- **Given task**: Copy the material below word for word, starting at its first line and ending at the line that contains "hatch-line: [0, 0, 106, 555]", with both of those lines included.

- **Working data**:
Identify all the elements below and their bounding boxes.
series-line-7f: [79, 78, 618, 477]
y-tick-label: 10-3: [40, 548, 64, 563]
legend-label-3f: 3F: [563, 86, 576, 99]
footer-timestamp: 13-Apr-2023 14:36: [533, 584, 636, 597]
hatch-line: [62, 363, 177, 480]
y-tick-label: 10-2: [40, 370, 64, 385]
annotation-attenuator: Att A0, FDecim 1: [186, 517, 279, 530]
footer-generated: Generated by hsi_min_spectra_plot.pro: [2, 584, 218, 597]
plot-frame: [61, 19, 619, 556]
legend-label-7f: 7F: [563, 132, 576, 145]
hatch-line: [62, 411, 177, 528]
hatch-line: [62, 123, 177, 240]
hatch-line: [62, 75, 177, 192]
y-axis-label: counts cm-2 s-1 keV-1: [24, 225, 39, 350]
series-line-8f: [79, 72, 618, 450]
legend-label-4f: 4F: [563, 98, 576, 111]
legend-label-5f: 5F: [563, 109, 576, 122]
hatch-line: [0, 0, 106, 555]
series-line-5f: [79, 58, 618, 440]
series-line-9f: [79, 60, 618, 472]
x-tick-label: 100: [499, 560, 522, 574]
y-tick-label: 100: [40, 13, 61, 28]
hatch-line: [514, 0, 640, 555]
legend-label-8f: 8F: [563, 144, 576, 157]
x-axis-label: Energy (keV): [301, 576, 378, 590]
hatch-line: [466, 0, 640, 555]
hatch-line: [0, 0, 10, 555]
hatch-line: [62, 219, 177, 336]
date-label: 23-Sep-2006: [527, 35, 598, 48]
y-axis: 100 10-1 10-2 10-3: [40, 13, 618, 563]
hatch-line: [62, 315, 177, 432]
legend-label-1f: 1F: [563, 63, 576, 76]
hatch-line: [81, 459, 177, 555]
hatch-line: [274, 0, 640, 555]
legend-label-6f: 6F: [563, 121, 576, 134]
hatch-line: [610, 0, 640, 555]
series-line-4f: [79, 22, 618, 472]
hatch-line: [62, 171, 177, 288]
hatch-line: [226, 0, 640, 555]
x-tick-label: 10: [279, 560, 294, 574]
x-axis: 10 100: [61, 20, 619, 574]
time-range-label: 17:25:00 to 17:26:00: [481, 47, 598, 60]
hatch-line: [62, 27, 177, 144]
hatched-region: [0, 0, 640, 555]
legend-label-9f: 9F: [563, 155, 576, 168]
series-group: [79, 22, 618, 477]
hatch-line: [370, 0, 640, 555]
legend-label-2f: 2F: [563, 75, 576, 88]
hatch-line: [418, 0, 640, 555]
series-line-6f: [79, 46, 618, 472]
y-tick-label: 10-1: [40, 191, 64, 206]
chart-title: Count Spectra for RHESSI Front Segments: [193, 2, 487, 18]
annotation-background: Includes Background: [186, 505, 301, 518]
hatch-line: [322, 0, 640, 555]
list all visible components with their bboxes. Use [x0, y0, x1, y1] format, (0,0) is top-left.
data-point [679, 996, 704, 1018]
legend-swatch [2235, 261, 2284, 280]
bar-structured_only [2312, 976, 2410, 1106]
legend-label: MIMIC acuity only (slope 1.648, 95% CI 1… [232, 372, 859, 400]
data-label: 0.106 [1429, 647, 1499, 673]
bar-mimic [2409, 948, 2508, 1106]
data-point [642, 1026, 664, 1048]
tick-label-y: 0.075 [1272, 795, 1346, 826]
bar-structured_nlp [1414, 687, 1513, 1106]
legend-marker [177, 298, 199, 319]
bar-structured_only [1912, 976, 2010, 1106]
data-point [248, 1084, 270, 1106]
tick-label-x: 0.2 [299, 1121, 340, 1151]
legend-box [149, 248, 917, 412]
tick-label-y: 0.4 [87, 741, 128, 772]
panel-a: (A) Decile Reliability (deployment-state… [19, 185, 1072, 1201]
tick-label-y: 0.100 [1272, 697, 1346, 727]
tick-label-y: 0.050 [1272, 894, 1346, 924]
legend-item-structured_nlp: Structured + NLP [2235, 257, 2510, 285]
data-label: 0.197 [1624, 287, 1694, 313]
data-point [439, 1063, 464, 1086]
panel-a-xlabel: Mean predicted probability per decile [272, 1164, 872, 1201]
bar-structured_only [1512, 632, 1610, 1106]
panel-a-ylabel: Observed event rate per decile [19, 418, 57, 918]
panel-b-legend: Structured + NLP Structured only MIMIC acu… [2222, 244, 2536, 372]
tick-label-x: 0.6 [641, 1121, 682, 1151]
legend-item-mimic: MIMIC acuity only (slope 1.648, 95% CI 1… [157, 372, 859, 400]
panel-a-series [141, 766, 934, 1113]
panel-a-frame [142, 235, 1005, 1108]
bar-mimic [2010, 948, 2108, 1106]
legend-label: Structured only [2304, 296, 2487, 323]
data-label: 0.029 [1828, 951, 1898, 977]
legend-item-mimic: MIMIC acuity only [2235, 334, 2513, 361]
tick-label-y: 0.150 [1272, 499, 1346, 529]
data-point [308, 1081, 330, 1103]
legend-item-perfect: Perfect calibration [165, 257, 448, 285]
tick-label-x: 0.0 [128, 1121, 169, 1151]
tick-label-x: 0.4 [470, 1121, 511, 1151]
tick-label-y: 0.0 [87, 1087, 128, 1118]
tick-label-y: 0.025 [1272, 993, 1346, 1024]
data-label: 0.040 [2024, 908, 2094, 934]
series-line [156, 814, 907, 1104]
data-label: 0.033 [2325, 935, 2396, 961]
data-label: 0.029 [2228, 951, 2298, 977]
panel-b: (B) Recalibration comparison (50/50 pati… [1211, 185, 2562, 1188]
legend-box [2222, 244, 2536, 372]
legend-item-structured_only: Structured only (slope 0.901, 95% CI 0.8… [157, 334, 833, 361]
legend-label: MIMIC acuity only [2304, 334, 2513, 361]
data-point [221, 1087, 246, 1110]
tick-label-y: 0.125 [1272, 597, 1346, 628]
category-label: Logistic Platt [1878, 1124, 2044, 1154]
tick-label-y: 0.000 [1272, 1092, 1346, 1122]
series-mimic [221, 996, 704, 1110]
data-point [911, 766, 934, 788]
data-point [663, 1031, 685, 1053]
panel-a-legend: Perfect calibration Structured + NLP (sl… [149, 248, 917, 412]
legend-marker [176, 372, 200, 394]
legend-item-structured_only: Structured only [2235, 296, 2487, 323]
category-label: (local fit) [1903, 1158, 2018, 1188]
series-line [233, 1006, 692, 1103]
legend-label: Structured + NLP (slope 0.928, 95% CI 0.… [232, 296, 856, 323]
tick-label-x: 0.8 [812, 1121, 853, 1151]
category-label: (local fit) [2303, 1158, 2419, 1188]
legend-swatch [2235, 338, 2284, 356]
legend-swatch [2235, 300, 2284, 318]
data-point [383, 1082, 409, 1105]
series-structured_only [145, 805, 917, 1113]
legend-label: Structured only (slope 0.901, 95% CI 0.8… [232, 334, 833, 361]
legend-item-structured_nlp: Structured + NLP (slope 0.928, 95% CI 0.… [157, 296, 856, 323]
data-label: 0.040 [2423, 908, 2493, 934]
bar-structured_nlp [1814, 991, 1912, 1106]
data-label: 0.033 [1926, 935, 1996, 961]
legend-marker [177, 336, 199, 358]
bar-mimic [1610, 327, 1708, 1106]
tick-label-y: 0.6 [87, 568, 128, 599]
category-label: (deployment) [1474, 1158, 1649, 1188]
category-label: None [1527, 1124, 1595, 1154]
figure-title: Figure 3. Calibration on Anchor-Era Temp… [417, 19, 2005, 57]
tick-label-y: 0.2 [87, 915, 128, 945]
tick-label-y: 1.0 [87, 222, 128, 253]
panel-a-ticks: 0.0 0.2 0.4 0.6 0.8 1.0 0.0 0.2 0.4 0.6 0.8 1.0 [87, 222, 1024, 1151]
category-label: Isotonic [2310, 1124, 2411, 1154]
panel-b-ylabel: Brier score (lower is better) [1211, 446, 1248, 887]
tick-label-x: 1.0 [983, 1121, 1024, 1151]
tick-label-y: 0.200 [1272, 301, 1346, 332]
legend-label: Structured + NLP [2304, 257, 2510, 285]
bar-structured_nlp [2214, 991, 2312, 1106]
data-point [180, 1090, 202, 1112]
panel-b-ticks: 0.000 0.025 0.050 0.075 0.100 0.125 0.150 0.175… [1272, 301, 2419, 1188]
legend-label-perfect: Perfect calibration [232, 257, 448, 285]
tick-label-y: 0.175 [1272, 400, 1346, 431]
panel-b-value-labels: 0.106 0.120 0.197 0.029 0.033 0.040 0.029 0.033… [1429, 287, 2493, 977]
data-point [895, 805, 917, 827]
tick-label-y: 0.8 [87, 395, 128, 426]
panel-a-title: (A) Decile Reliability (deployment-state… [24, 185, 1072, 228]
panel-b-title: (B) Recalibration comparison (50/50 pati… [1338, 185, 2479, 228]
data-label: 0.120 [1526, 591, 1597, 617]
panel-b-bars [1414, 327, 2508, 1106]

- **Written response**:
Identify all the elements below and their bounding boxes.
series-line-7f: [79, 78, 618, 477]
y-tick-label: 10-3: [40, 548, 64, 563]
legend-label-3f: 3F: [563, 86, 576, 99]
footer-timestamp: 13-Apr-2023 14:36: [533, 584, 636, 597]
hatch-line: [62, 363, 177, 480]
y-tick-label: 10-2: [40, 370, 64, 385]
annotation-attenuator: Att A0, FDecim 1: [186, 517, 279, 530]
footer-generated: Generated by hsi_min_spectra_plot.pro: [2, 584, 218, 597]
plot-frame: [61, 19, 619, 556]
legend-label-7f: 7F: [563, 132, 576, 145]
hatch-line: [62, 411, 177, 528]
hatch-line: [62, 123, 177, 240]
hatch-line: [62, 75, 177, 192]
y-axis-label: counts cm-2 s-1 keV-1: [24, 225, 39, 350]
series-line-8f: [79, 72, 618, 450]
legend-label-4f: 4F: [563, 98, 576, 111]
legend-label-5f: 5F: [563, 109, 576, 122]
hatch-line: [0, 0, 106, 555]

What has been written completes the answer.